• **Problem description**
Write the entries below out again exactly; any picture in them stays out.

--- Start The input ---

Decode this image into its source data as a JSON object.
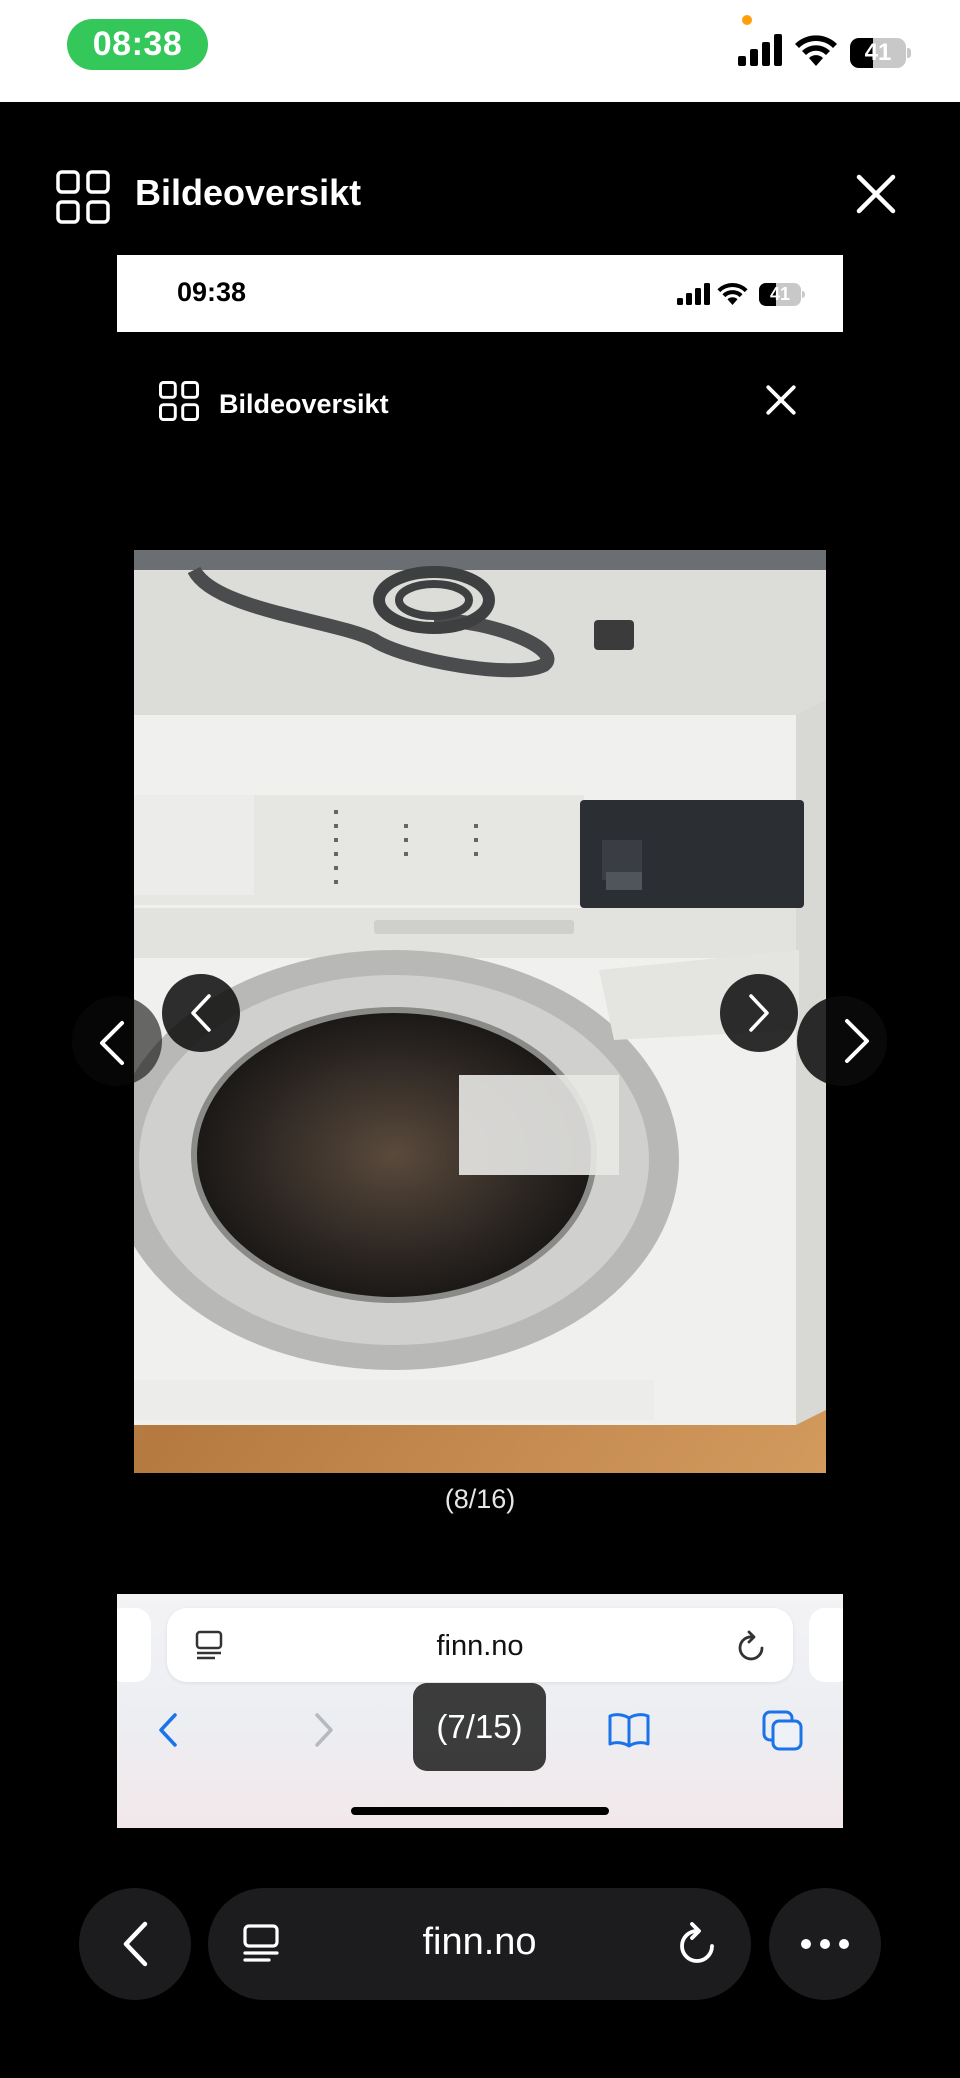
{
  "status_bar": {
    "time": "08:38",
    "battery": "41",
    "battery_level": 0.41
  },
  "header": {
    "title": "Bildeoversikt"
  },
  "inner_screenshot": {
    "status_time": "09:38",
    "battery": "41",
    "battery_level": 0.41,
    "title": "Bildeoversikt",
    "photo_counter": "(8/16)",
    "url": "finn.no"
  },
  "counter_overlay": "(7/15)",
  "toolbar": {
    "url": "finn.no"
  },
  "colors": {
    "time_pill": "#34c759",
    "safari_blue": "#1a73e8"
  },
  "icons": [
    "grid-icon",
    "close-icon",
    "chevron-left-icon",
    "chevron-right-icon",
    "reader-icon",
    "reload-icon",
    "more-icon",
    "book-icon",
    "tabs-icon"
  ]
}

--- End The input ---

• **Written solution**
Decode this image into its source data as a JSON object.
{
  "status_bar": {
    "time": "08:38",
    "battery": "41",
    "battery_level": 0.41
  },
  "header": {
    "title": "Bildeoversikt"
  },
  "inner_screenshot": {
    "status_time": "09:38",
    "battery": "41",
    "battery_level": 0.41,
    "title": "Bildeoversikt",
    "photo_counter": "(8/16)",
    "url": "finn.no"
  },
  "counter_overlay": "(7/15)",
  "toolbar": {
    "url": "finn.no"
  },
  "colors": {
    "time_pill": "#34c759",
    "safari_blue": "#1a73e8"
  },
  "icons": [
    "grid-icon",
    "close-icon",
    "chevron-left-icon",
    "chevron-right-icon",
    "reader-icon",
    "reload-icon",
    "more-icon",
    "book-icon",
    "tabs-icon"
  ]
}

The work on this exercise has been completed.